| STATED TASK |
Quote all lines below exactly. Images stay out.

[Part of a data file]
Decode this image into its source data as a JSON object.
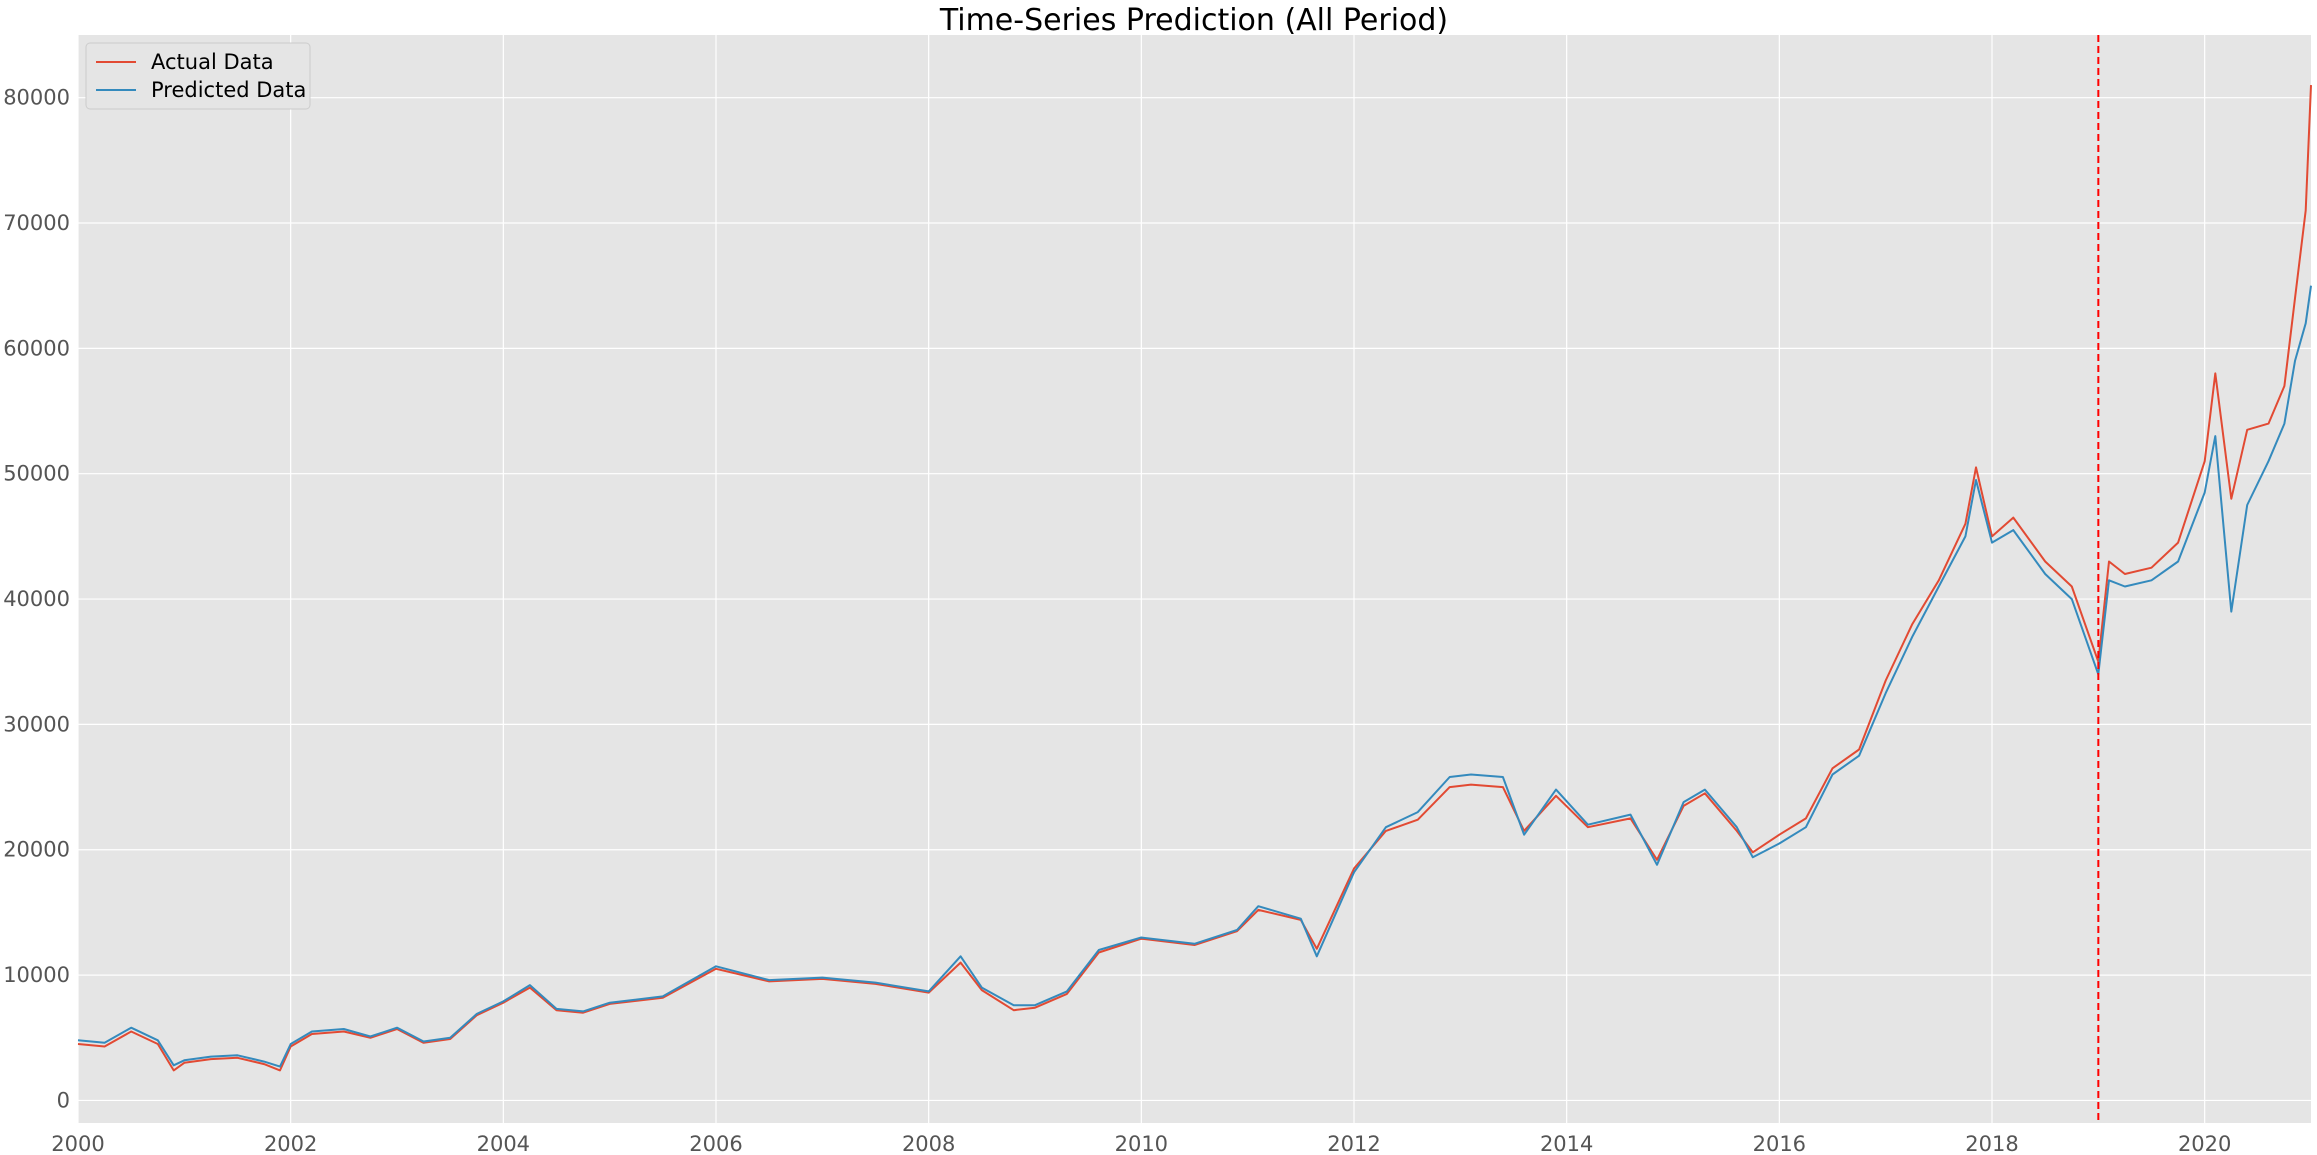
{
  "chart_data": {
    "type": "line",
    "title": "Time-Series Prediction (All Period)",
    "xlabel": "",
    "ylabel": "",
    "xlim": [
      2000,
      2021.0
    ],
    "ylim": [
      -1800,
      85000
    ],
    "x_ticks": [
      2000,
      2002,
      2004,
      2006,
      2008,
      2010,
      2012,
      2014,
      2016,
      2018,
      2020
    ],
    "x_tick_labels": [
      "2000",
      "2002",
      "2004",
      "2006",
      "2008",
      "2010",
      "2012",
      "2014",
      "2016",
      "2018",
      "2020"
    ],
    "y_ticks": [
      0,
      10000,
      20000,
      30000,
      40000,
      50000,
      60000,
      70000,
      80000
    ],
    "y_tick_labels": [
      "0",
      "10000",
      "20000",
      "30000",
      "40000",
      "50000",
      "60000",
      "70000",
      "80000"
    ],
    "grid": true,
    "legend_position": "top-left",
    "split_line": {
      "x": 2019.0,
      "color": "#ff0000",
      "style": "dashed"
    },
    "series": [
      {
        "name": "Actual Data",
        "color": "#e24a33",
        "x": [
          2000.0,
          2000.25,
          2000.5,
          2000.75,
          2000.9,
          2001.0,
          2001.25,
          2001.5,
          2001.75,
          2001.9,
          2002.0,
          2002.2,
          2002.5,
          2002.75,
          2003.0,
          2003.25,
          2003.5,
          2003.75,
          2004.0,
          2004.25,
          2004.5,
          2004.75,
          2005.0,
          2005.5,
          2006.0,
          2006.5,
          2007.0,
          2007.5,
          2008.0,
          2008.3,
          2008.5,
          2008.8,
          2009.0,
          2009.3,
          2009.6,
          2010.0,
          2010.5,
          2010.9,
          2011.1,
          2011.5,
          2011.65,
          2012.0,
          2012.3,
          2012.6,
          2012.9,
          2013.1,
          2013.4,
          2013.6,
          2013.9,
          2014.2,
          2014.6,
          2014.85,
          2015.1,
          2015.3,
          2015.6,
          2015.75,
          2016.0,
          2016.25,
          2016.5,
          2016.75,
          2017.0,
          2017.25,
          2017.5,
          2017.75,
          2017.85,
          2018.0,
          2018.2,
          2018.5,
          2018.75,
          2019.0,
          2019.1,
          2019.25,
          2019.5,
          2019.75,
          2020.0,
          2020.1,
          2020.25,
          2020.4,
          2020.6,
          2020.75,
          2020.85,
          2020.95,
          2021.0
        ],
        "y": [
          4500,
          4300,
          5500,
          4500,
          2400,
          3000,
          3300,
          3400,
          2900,
          2400,
          4300,
          5300,
          5500,
          5000,
          5700,
          4600,
          4900,
          6800,
          7800,
          9000,
          7200,
          7000,
          7700,
          8200,
          10500,
          9500,
          9700,
          9300,
          8600,
          11000,
          8800,
          7200,
          7400,
          8500,
          11800,
          12900,
          12400,
          13500,
          15200,
          14400,
          12100,
          18500,
          21500,
          22400,
          25000,
          25200,
          25000,
          21500,
          24300,
          21800,
          22500,
          19200,
          23500,
          24500,
          21500,
          19800,
          21200,
          22500,
          26500,
          28000,
          33500,
          38000,
          41500,
          46000,
          50500,
          45000,
          46500,
          43000,
          41000,
          35000,
          43000,
          42000,
          42500,
          44500,
          51000,
          58000,
          48000,
          53500,
          54000,
          57000,
          64000,
          71000,
          81000
        ]
      },
      {
        "name": "Predicted Data",
        "color": "#348abd",
        "x": [
          2000.0,
          2000.25,
          2000.5,
          2000.75,
          2000.9,
          2001.0,
          2001.25,
          2001.5,
          2001.75,
          2001.9,
          2002.0,
          2002.2,
          2002.5,
          2002.75,
          2003.0,
          2003.25,
          2003.5,
          2003.75,
          2004.0,
          2004.25,
          2004.5,
          2004.75,
          2005.0,
          2005.5,
          2006.0,
          2006.5,
          2007.0,
          2007.5,
          2008.0,
          2008.3,
          2008.5,
          2008.8,
          2009.0,
          2009.3,
          2009.6,
          2010.0,
          2010.5,
          2010.9,
          2011.1,
          2011.5,
          2011.65,
          2012.0,
          2012.3,
          2012.6,
          2012.9,
          2013.1,
          2013.4,
          2013.6,
          2013.9,
          2014.2,
          2014.6,
          2014.85,
          2015.1,
          2015.3,
          2015.6,
          2015.75,
          2016.0,
          2016.25,
          2016.5,
          2016.75,
          2017.0,
          2017.25,
          2017.5,
          2017.75,
          2017.85,
          2018.0,
          2018.2,
          2018.5,
          2018.75,
          2019.0,
          2019.1,
          2019.25,
          2019.5,
          2019.75,
          2020.0,
          2020.1,
          2020.25,
          2020.4,
          2020.6,
          2020.75,
          2020.85,
          2020.95,
          2021.0
        ],
        "y": [
          4800,
          4600,
          5800,
          4800,
          2800,
          3200,
          3500,
          3600,
          3100,
          2700,
          4500,
          5500,
          5700,
          5100,
          5800,
          4700,
          5000,
          6900,
          7900,
          9200,
          7300,
          7100,
          7800,
          8300,
          10700,
          9600,
          9800,
          9400,
          8700,
          11500,
          9000,
          7600,
          7600,
          8700,
          12000,
          13000,
          12500,
          13600,
          15500,
          14500,
          11500,
          18200,
          21800,
          23000,
          25800,
          26000,
          25800,
          21200,
          24800,
          22000,
          22800,
          18800,
          23800,
          24800,
          21800,
          19400,
          20500,
          21800,
          26000,
          27500,
          32500,
          37000,
          41000,
          45000,
          49500,
          44500,
          45500,
          42000,
          40000,
          34000,
          41500,
          41000,
          41500,
          43000,
          48500,
          53000,
          39000,
          47500,
          51000,
          54000,
          59000,
          62000,
          65000
        ]
      }
    ]
  }
}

| THE SOLUTION |
Decode this image into its source data as a JSON object.
{
  "chart_data": {
    "type": "line",
    "title": "Time-Series Prediction (All Period)",
    "xlabel": "",
    "ylabel": "",
    "xlim": [
      2000,
      2021.0
    ],
    "ylim": [
      -1800,
      85000
    ],
    "x_ticks": [
      2000,
      2002,
      2004,
      2006,
      2008,
      2010,
      2012,
      2014,
      2016,
      2018,
      2020
    ],
    "x_tick_labels": [
      "2000",
      "2002",
      "2004",
      "2006",
      "2008",
      "2010",
      "2012",
      "2014",
      "2016",
      "2018",
      "2020"
    ],
    "y_ticks": [
      0,
      10000,
      20000,
      30000,
      40000,
      50000,
      60000,
      70000,
      80000
    ],
    "y_tick_labels": [
      "0",
      "10000",
      "20000",
      "30000",
      "40000",
      "50000",
      "60000",
      "70000",
      "80000"
    ],
    "grid": true,
    "legend_position": "top-left",
    "split_line": {
      "x": 2019.0,
      "color": "#ff0000",
      "style": "dashed"
    },
    "series": [
      {
        "name": "Actual Data",
        "color": "#e24a33",
        "x": [
          2000.0,
          2000.25,
          2000.5,
          2000.75,
          2000.9,
          2001.0,
          2001.25,
          2001.5,
          2001.75,
          2001.9,
          2002.0,
          2002.2,
          2002.5,
          2002.75,
          2003.0,
          2003.25,
          2003.5,
          2003.75,
          2004.0,
          2004.25,
          2004.5,
          2004.75,
          2005.0,
          2005.5,
          2006.0,
          2006.5,
          2007.0,
          2007.5,
          2008.0,
          2008.3,
          2008.5,
          2008.8,
          2009.0,
          2009.3,
          2009.6,
          2010.0,
          2010.5,
          2010.9,
          2011.1,
          2011.5,
          2011.65,
          2012.0,
          2012.3,
          2012.6,
          2012.9,
          2013.1,
          2013.4,
          2013.6,
          2013.9,
          2014.2,
          2014.6,
          2014.85,
          2015.1,
          2015.3,
          2015.6,
          2015.75,
          2016.0,
          2016.25,
          2016.5,
          2016.75,
          2017.0,
          2017.25,
          2017.5,
          2017.75,
          2017.85,
          2018.0,
          2018.2,
          2018.5,
          2018.75,
          2019.0,
          2019.1,
          2019.25,
          2019.5,
          2019.75,
          2020.0,
          2020.1,
          2020.25,
          2020.4,
          2020.6,
          2020.75,
          2020.85,
          2020.95,
          2021.0
        ],
        "y": [
          4500,
          4300,
          5500,
          4500,
          2400,
          3000,
          3300,
          3400,
          2900,
          2400,
          4300,
          5300,
          5500,
          5000,
          5700,
          4600,
          4900,
          6800,
          7800,
          9000,
          7200,
          7000,
          7700,
          8200,
          10500,
          9500,
          9700,
          9300,
          8600,
          11000,
          8800,
          7200,
          7400,
          8500,
          11800,
          12900,
          12400,
          13500,
          15200,
          14400,
          12100,
          18500,
          21500,
          22400,
          25000,
          25200,
          25000,
          21500,
          24300,
          21800,
          22500,
          19200,
          23500,
          24500,
          21500,
          19800,
          21200,
          22500,
          26500,
          28000,
          33500,
          38000,
          41500,
          46000,
          50500,
          45000,
          46500,
          43000,
          41000,
          35000,
          43000,
          42000,
          42500,
          44500,
          51000,
          58000,
          48000,
          53500,
          54000,
          57000,
          64000,
          71000,
          81000
        ]
      },
      {
        "name": "Predicted Data",
        "color": "#348abd",
        "x": [
          2000.0,
          2000.25,
          2000.5,
          2000.75,
          2000.9,
          2001.0,
          2001.25,
          2001.5,
          2001.75,
          2001.9,
          2002.0,
          2002.2,
          2002.5,
          2002.75,
          2003.0,
          2003.25,
          2003.5,
          2003.75,
          2004.0,
          2004.25,
          2004.5,
          2004.75,
          2005.0,
          2005.5,
          2006.0,
          2006.5,
          2007.0,
          2007.5,
          2008.0,
          2008.3,
          2008.5,
          2008.8,
          2009.0,
          2009.3,
          2009.6,
          2010.0,
          2010.5,
          2010.9,
          2011.1,
          2011.5,
          2011.65,
          2012.0,
          2012.3,
          2012.6,
          2012.9,
          2013.1,
          2013.4,
          2013.6,
          2013.9,
          2014.2,
          2014.6,
          2014.85,
          2015.1,
          2015.3,
          2015.6,
          2015.75,
          2016.0,
          2016.25,
          2016.5,
          2016.75,
          2017.0,
          2017.25,
          2017.5,
          2017.75,
          2017.85,
          2018.0,
          2018.2,
          2018.5,
          2018.75,
          2019.0,
          2019.1,
          2019.25,
          2019.5,
          2019.75,
          2020.0,
          2020.1,
          2020.25,
          2020.4,
          2020.6,
          2020.75,
          2020.85,
          2020.95,
          2021.0
        ],
        "y": [
          4800,
          4600,
          5800,
          4800,
          2800,
          3200,
          3500,
          3600,
          3100,
          2700,
          4500,
          5500,
          5700,
          5100,
          5800,
          4700,
          5000,
          6900,
          7900,
          9200,
          7300,
          7100,
          7800,
          8300,
          10700,
          9600,
          9800,
          9400,
          8700,
          11500,
          9000,
          7600,
          7600,
          8700,
          12000,
          13000,
          12500,
          13600,
          15500,
          14500,
          11500,
          18200,
          21800,
          23000,
          25800,
          26000,
          25800,
          21200,
          24800,
          22000,
          22800,
          18800,
          23800,
          24800,
          21800,
          19400,
          20500,
          21800,
          26000,
          27500,
          32500,
          37000,
          41000,
          45000,
          49500,
          44500,
          45500,
          42000,
          40000,
          34000,
          41500,
          41000,
          41500,
          43000,
          48500,
          53000,
          39000,
          47500,
          51000,
          54000,
          59000,
          62000,
          65000
        ]
      }
    ]
  }
}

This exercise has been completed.